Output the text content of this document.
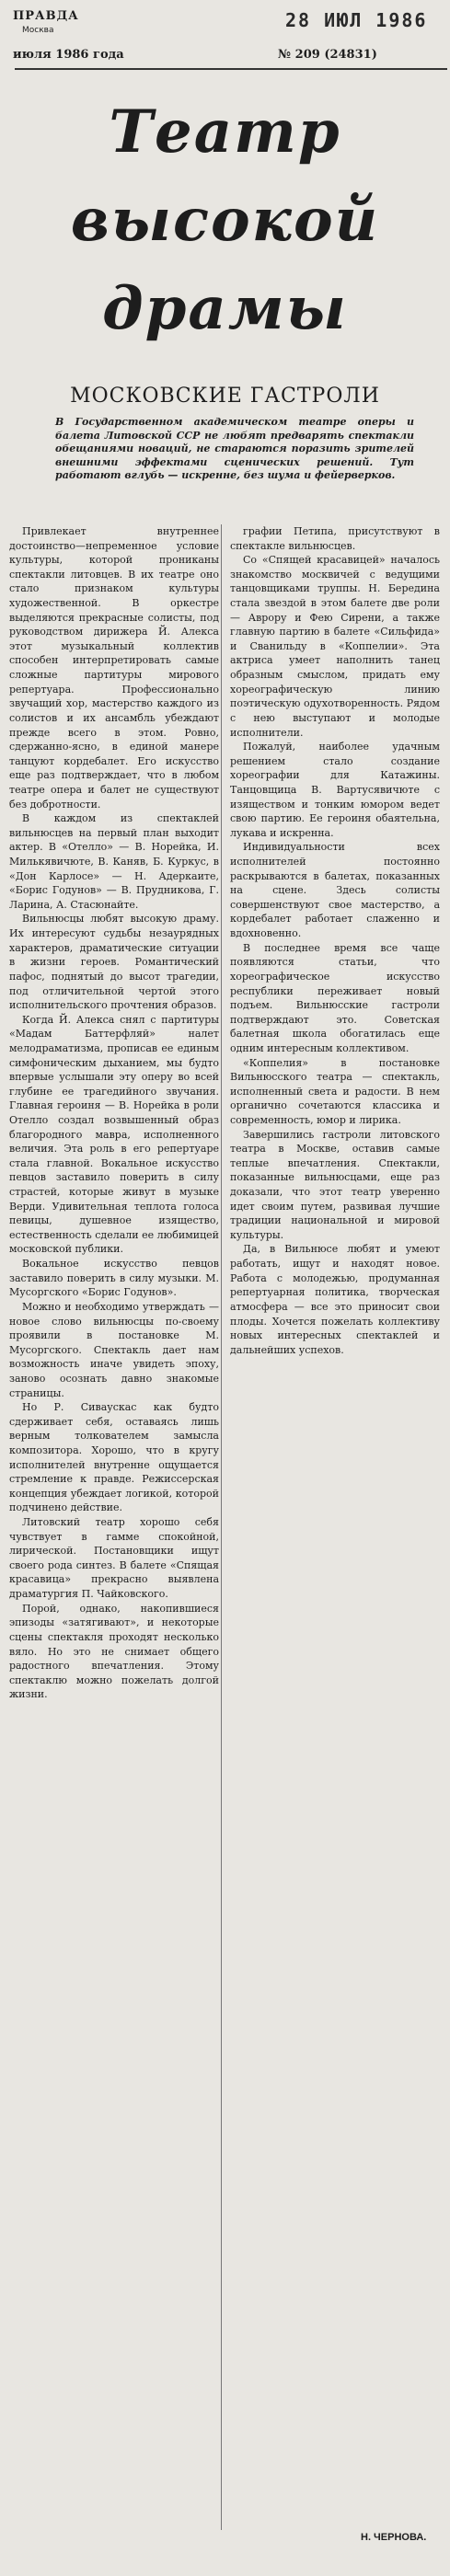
ПРАВДА
Москва	28 ИЮЛ 1986
июля 1986 года	№ 209 (24831)
Театр
высокой
драмы
МОСКОВСКИЕ ГАСТРОЛИ
В Государственном академическом театре оперы и балета Литовской ССР не любят предварять спектакли обещаниями новаций, не стараются поразить зрителей внешними эффектами сценических решений. Тут работают вглубь — искренне, без шума и фейерверков.

Привлекает внутреннее достоинство—непременное условие культуры, которой прониканы спектакли литовцев. В их театре оно стало признаком культуры художественной. В оркестре выделяются прекрасные солисты, под руководством дирижера Й. Алекса этот музыкальный коллектив способен интерпретировать самые сложные партитуры мирового репертуара. Профессионально звучащий хор, мастерство каждого из солистов и их ансамбль убеждают прежде всего в этом. Ровно, сдержанно-ясно, в единой манере танцуют кордебалет. Его искусство еще раз подтверждает, что в любом театре опера и балет не существуют без добротности.

В каждом из спектаклей вильнюсцев на первый план выходит актер. В «Отелло» — В. Норейка, И. Милькявичюте, В. Каняв, Б. Куркус, в «Дон Карлосе» — Н. Адеркаите, «Борис Годунов» — В. Прудникова, Г. Ларина, А. Стасюнайте.

Вильнюсцы любят высокую драму. Их интересуют судьбы незаурядных характеров, драматические ситуации в жизни героев. Романтический пафос, поднятый до высот трагедии, под отличительной чертой этого исполнительского прочтения образов.

Когда Й. Алекса снял с партитуры «Мадам Баттерфляй» налет мелодраматизма, прописав ее единым симфоническим дыханием, мы будто впервые услышали эту оперу во всей глубине ее трагедийного звучания. Главная героиня — В. Норейка в роли Отелло создал возвышенный образ благородного мавра, исполненного величия. Эта роль в его репертуаре стала главной. Вокальное искусство певцов заставило поверить в силу страстей, которые живут в музыке Верди. Удивительная теплота голоса певицы, душевное изящество, естественность сделали ее любимицей московской публики.

Вокальное искусство певцов заставило поверить в силу музыки. М. Мусоргского «Борис Годунов».

Можно и необходимо утверждать — новое слово вильнюсцы по-своему проявили в постановке М. Мусоргского. Спектакль дает нам возможность иначе увидеть эпоху, заново осознать давно знакомые страницы.

Но Р. Сиваускас как будто сдерживает себя, оставаясь лишь верным толкователем замысла композитора. Хорошо, что в кругу исполнителей внутренне ощущается стремление к правде. Режиссерская концепция убеждает логикой, которой подчинено действие.

Литовский театр хорошо себя чувствует в гамме спокойной, лирической. Постановщики ищут своего рода синтез. В балете «Спящая красавица» прекрасно выявлена драматургия П. Чайковского.

Порой, однако, накопившиеся эпизоды «затягивают», и некоторые сцены спектакля проходят несколько вяло. Но это не снимает общего радостного впечатления. Этому спектаклю можно пожелать долгой жизни.

графии Петипа, присутствуют в спектакле вильнюсцев.

Со «Спящей красавицей» началось знакомство москвичей с ведущими танцовщиками труппы. Н. Берединa стала звездой в этом балете две роли — Аврору и Фею Сирени, а также главную партию в балете «Сильфида» и Сванильду в «Коппелии». Эта актриса умеет наполнить танец образным смыслом, придать ему хореографическую линию поэтическую одухотворенность. Рядом с нею выступают и молодые исполнители.

Пожалуй, наиболее удачным решением стало создание хореографии для Катажины. Танцовщица В. Вартусявичюте с изяществом и тонким юмором ведет свою партию. Ее героиня обаятельна, лукава и искренна.

Индивидуальности всех исполнителей постоянно раскрываются в балетах, показанных на сцене. Здесь солисты совершенствуют свое мастерство, а кордебалет работает слаженно и вдохновенно.

В последнее время все чаще появляются статьи, что хореографическое искусство республики переживает новый подъем. Вильнюсские гастроли подтверждают это. Советская балетная школа обогатилась еще одним интересным коллективом.

«Коппелия» в постановке Вильнюсского театра — спектакль, исполненный света и радости. В нем органично сочетаются классика и современность, юмор и лирика.

Завершились гастроли литовского театра в Москве, оставив самые теплые впечатления. Спектакли, показанные вильнюсцами, еще раз доказали, что этот театр уверенно идет своим путем, развивая лучшие традиции национальной и мировой культуры.

Да, в Вильнюсе любят и умеют работать, ищут и находят новое. Работа с молодежью, продуманная репертуарная политика, творческая атмосфера — все это приносит свои плоды. Хочется пожелать коллективу новых интересных спектаклей и дальнейших успехов.

Н. ЧЕРНОВА.
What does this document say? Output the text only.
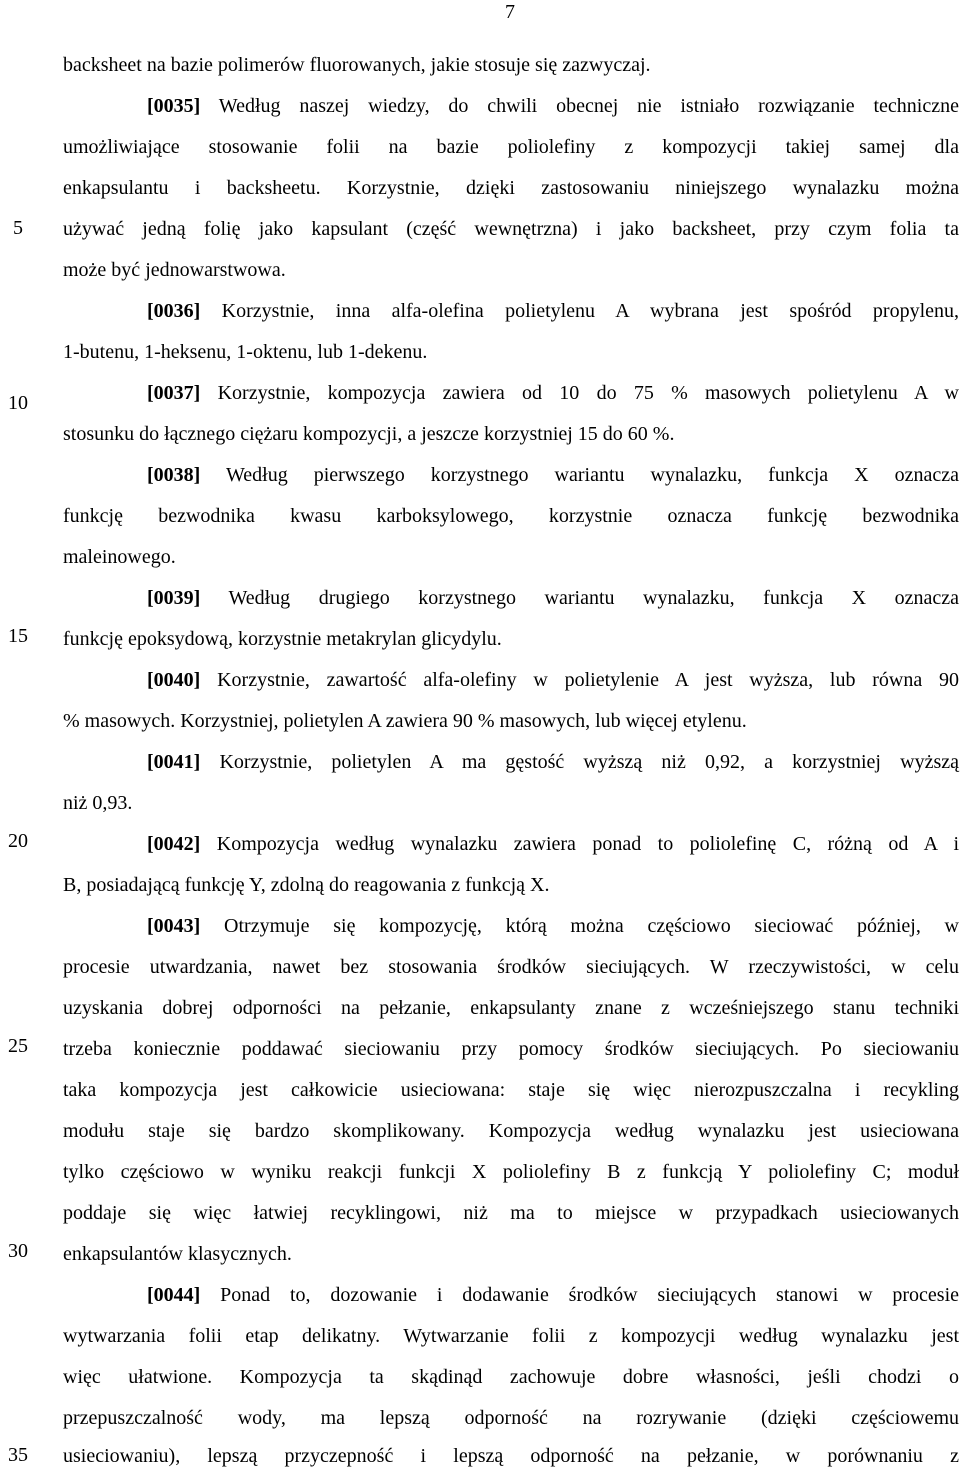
7
5
10
15
20
25
30
35
backsheet na bazie polimerów fluorowanych, jakie stosuje się zazwyczaj.
[0035] Według naszej wiedzy, do chwili obecnej nie istniało rozwiązanie techniczne
umożliwiające stosowanie folii na bazie poliolefiny z kompozycji takiej samej dla
enkapsulantu i backsheetu. Korzystnie, dzięki zastosowaniu niniejszego wynalazku można
używać jedną folię jako kapsulant (część wewnętrzna) i jako backsheet, przy czym folia ta
może być jednowarstwowa.
[0036] Korzystnie, inna alfa-olefina polietylenu A wybrana jest spośród propylenu,
1-butenu, 1-heksenu, 1-oktenu, lub 1-dekenu.
[0037] Korzystnie, kompozycja zawiera od 10 do 75 % masowych polietylenu A w
stosunku do łącznego ciężaru kompozycji, a jeszcze korzystniej 15 do 60 %.
[0038] Według pierwszego korzystnego wariantu wynalazku, funkcja X oznacza
funkcję bezwodnika kwasu karboksylowego, korzystnie oznacza funkcję bezwodnika
maleinowego.
[0039] Według drugiego korzystnego wariantu wynalazku, funkcja X oznacza
funkcję epoksydową, korzystnie metakrylan glicydylu.
[0040] Korzystnie, zawartość alfa-olefiny w polietylenie A jest wyższa, lub równa 90
% masowych. Korzystniej, polietylen A zawiera 90 % masowych, lub więcej etylenu.
[0041] Korzystnie, polietylen A ma gęstość wyższą niż 0,92, a korzystniej wyższą
niż 0,93.
[0042] Kompozycja według wynalazku zawiera ponad to poliolefinę C, różną od A i
B, posiadającą funkcję Y, zdolną do reagowania z funkcją X.
[0043] Otrzymuje się kompozycję, którą można częściowo sieciować później, w
procesie utwardzania, nawet bez stosowania środków sieciujących. W rzeczywistości, w celu
uzyskania dobrej odporności na pełzanie, enkapsulanty znane z wcześniejszego stanu techniki
trzeba koniecznie poddawać sieciowaniu przy pomocy środków sieciujących. Po sieciowaniu
taka kompozycja jest całkowicie usieciowana: staje się więc nierozpuszczalna i recykling
modułu staje się bardzo skomplikowany. Kompozycja według wynalazku jest usieciowana
tylko częściowo w wyniku reakcji funkcji X poliolefiny B z funkcją Y poliolefiny C; moduł
poddaje się więc łatwiej recyklingowi, niż ma to miejsce w przypadkach usieciowanych
enkapsulantów klasycznych.
[0044] Ponad to, dozowanie i dodawanie środków sieciujących stanowi w procesie
wytwarzania folii etap delikatny. Wytwarzanie folii z kompozycji według wynalazku jest
więc ułatwione. Kompozycja ta skądinąd zachowuje dobre własności, jeśli chodzi o
przepuszczalność wody, ma lepszą odporność na rozrywanie (dzięki częściowemu
usieciowaniu), lepszą przyczepność i lepszą odporność na pełzanie, w porównaniu z
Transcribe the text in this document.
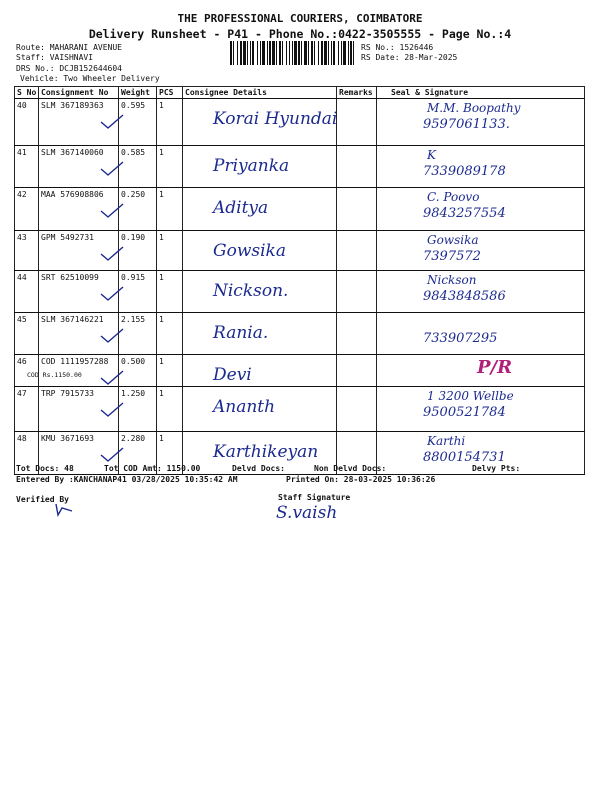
THE PROFESSIONAL COURIERS, COIMBATORE
Delivery Runsheet - P41 - Phone No.:0422-3505555 - Page No.:4
Route: MAHARANI AVENUE
Staff: VAISHNAVI
DRS No.: DCJB152644604
Vehicle: Two Wheeler Delivery
RS No.: 1526446
RS Date: 28-Mar-2025
S No	Consignment No	Weight	PCS	Consignee Details	Remarks	Seal & Signature
40	SLM 367189363	0.595	1	Korai Hyundai		M.M. Boopathy
9597061133.

41	SLM 367140060	0.585	1	Priyanka		K
7339089178

42	MAA 576908806	0.250	1	Aditya		C. Poovo
9843257554

43	GPM 5492731	0.190	1	Gowsika		Gowsika
7397572

44	SRT 62510099	0.915	1	Nickson.		Nickson
9843848586

45	SLM 367146221	2.155	1	Rania.		733907295

46	COD 1111957288
COD Rs.1150.00	0.500	1	Devi		P/R

47	TRP 7915733	1.250	1	Ananth		1 3200 Wellbe
9500521784

48	KMU 3671693	2.280	1	Karthikeyan		Karthi
8800154731
Tot Docs: 48	Tot COD Amt: 1150.00	Delvd Docs:	Non Delvd Docs:	Delvy Pts:
Entered By :KANCHANAP41 03/28/2025 10:35:42 AM	Printed On: 28-03-2025 10:36:26
Verified By	Staff Signature
S.vaish
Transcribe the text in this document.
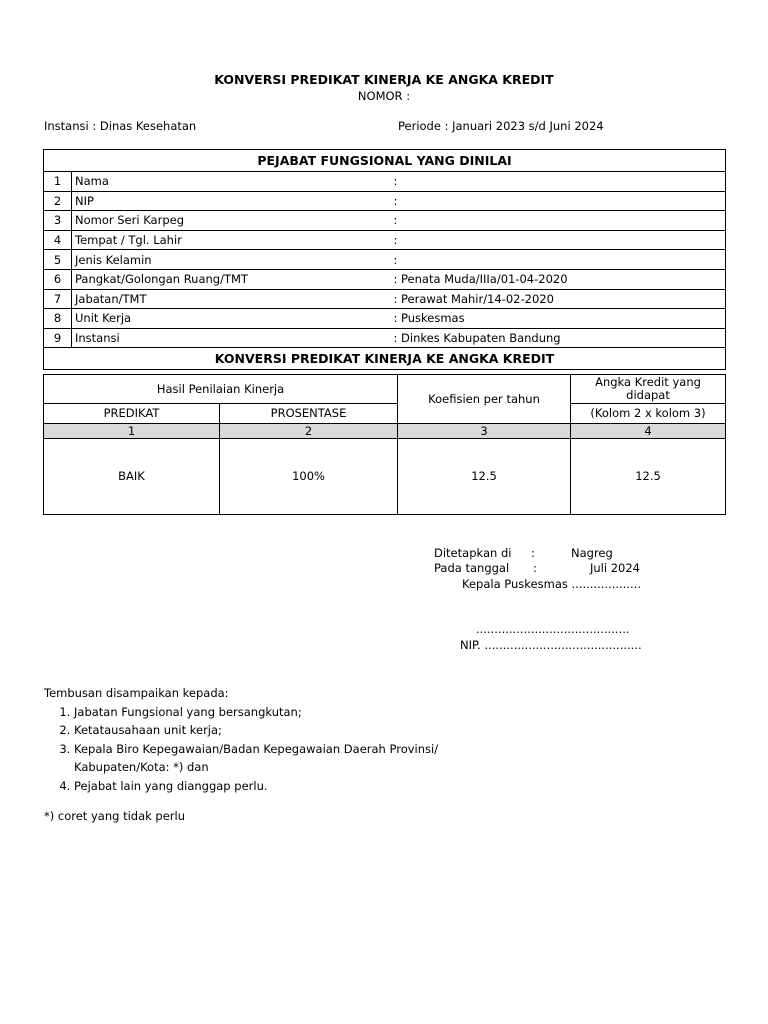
KONVERSI PREDIKAT KINERJA KE ANGKA KREDIT
NOMOR :
Instansi : Dinas Kesehatan	Periode : Januari 2023 s/d Juni 2024
PEJABAT FUNGSIONAL YANG DINILAI		
1	Nama	:
2	NIP	:
3	Nomor Seri Karpeg	:
4	Tempat / Tgl. Lahir	:
5	Jenis Kelamin	:
6	Pangkat/Golongan Ruang/TMT	: Penata Muda/IIIa/01-04-2020
7	Jabatan/TMT	: Perawat Mahir/14-02-2020
8	Unit Kerja	: Puskesmas
9	Instansi	: Dinkes Kabupaten Bandung
KONVERSI PREDIKAT KINERJA KE ANGKA KREDIT		
Hasil Penilaian Kinerja		Koefisien per tahun	Angka Kredit yang didapat
PREDIKAT	PROSENTASE		(Kolom 2 x kolom 3)
1	2	3	4
BAIK	100%	12.5	12.5
Ditetapkan di :	Nagreg
Pada tanggal :	Juli 2024
Kepala Puskesmas ...................
..........................................
NIP. ...........................................
Tembusan disampaikan kepada:
1. Jabatan Fungsional yang bersangkutan;
2. Ketatausahaan unit kerja;
3. Kepala Biro Kepegawaian/Badan Kepegawaian Daerah Provinsi/ Kabupaten/Kota: *) dan
4. Pejabat lain yang dianggap perlu.
*) coret yang tidak perlu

§ §

Required work> Filter the records down to the lines that contain the string "korzystnego", and copy those lines.

Exercise result>
[0038] Według pierwszego korzystnego wariantu wynalazku, funkcja X oznacza
[0039] Według drugiego korzystnego wariantu wynalazku, funkcja X oznacza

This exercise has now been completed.